EXCERPTED DATA:

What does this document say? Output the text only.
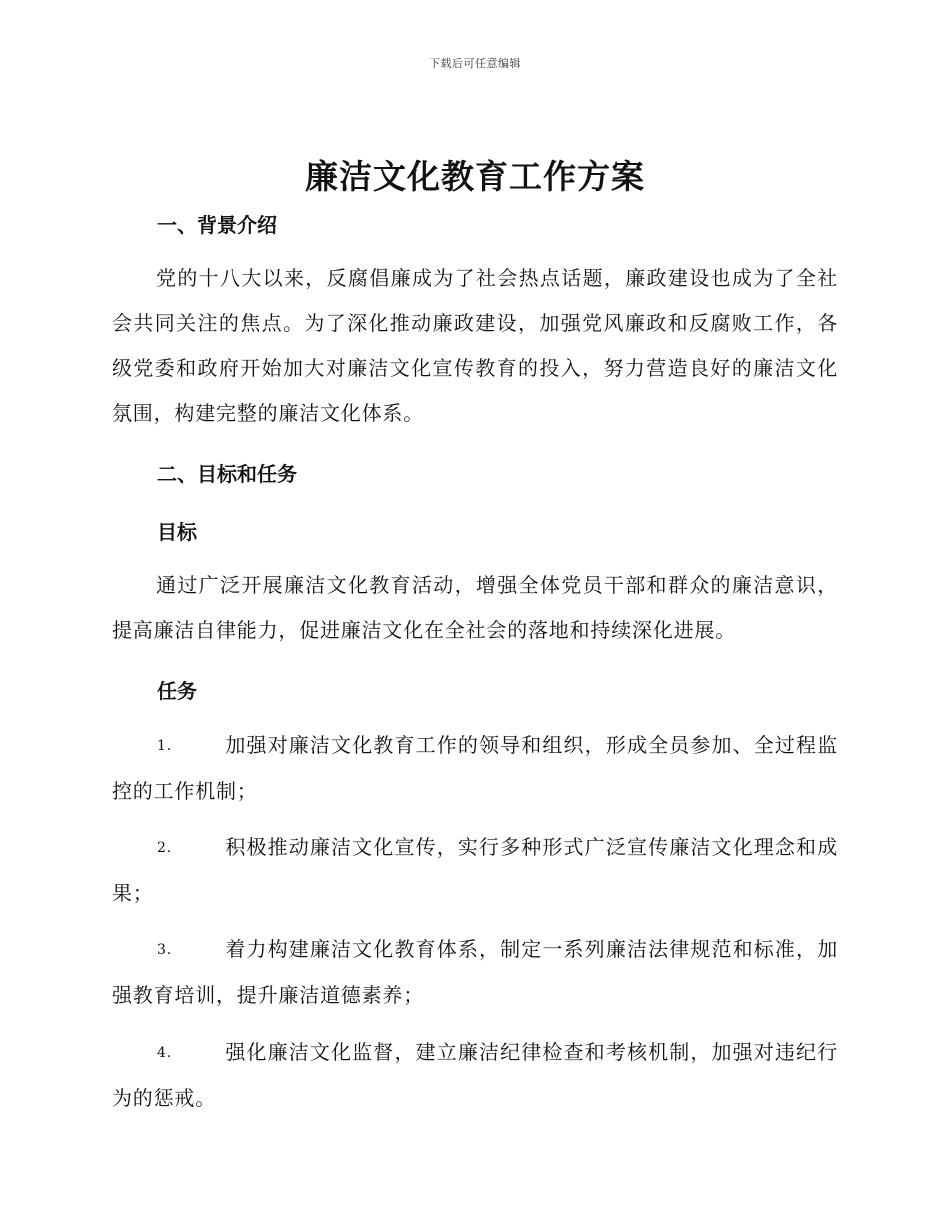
下载后可任意编辑
廉洁文化教育工作方案
一、背景介绍

党的十八大以来，反腐倡廉成为了社会热点话题，廉政建设也成为了全社会共同关注的焦点。为了深化推动廉政建设，加强党风廉政和反腐败工作，各级党委和政府开始加大对廉洁文化宣传教育的投入，努力营造良好的廉洁文化氛围，构建完整的廉洁文化体系。

二、目标和任务
目标

通过广泛开展廉洁文化教育活动，增强全体党员干部和群众的廉洁意识，提高廉洁自律能力，促进廉洁文化在全社会的落地和持续深化进展。

任务

1.	加强对廉洁文化教育工作的领导和组织，形成全员参加、全过程监控的工作机制；

2.	积极推动廉洁文化宣传，实行多种形式广泛宣传廉洁文化理念和成果；

3.	着力构建廉洁文化教育体系，制定一系列廉洁法律规范和标准，加强教育培训，提升廉洁道德素养；

4.	强化廉洁文化监督，建立廉洁纪律检查和考核机制，加强对违纪行为的惩戒。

SHORT TASK: Every record must be copied exactly, with the pictures left out.

EXERCISE ANSWER:
What does this document say? Output the text only.
下载后可任意编辑
廉洁文化教育工作方案
一、背景介绍

党的十八大以来，反腐倡廉成为了社会热点话题，廉政建设也成为了全社会共同关注的焦点。为了深化推动廉政建设，加强党风廉政和反腐败工作，各级党委和政府开始加大对廉洁文化宣传教育的投入，努力营造良好的廉洁文化氛围，构建完整的廉洁文化体系。

二、目标和任务
目标

通过广泛开展廉洁文化教育活动，增强全体党员干部和群众的廉洁意识，提高廉洁自律能力，促进廉洁文化在全社会的落地和持续深化进展。

任务

1.	加强对廉洁文化教育工作的领导和组织，形成全员参加、全过程监控的工作机制；

2.	积极推动廉洁文化宣传，实行多种形式广泛宣传廉洁文化理念和成果；

3.	着力构建廉洁文化教育体系，制定一系列廉洁法律规范和标准，加强教育培训，提升廉洁道德素养；

4.	强化廉洁文化监督，建立廉洁纪律检查和考核机制，加强对违纪行为的惩戒。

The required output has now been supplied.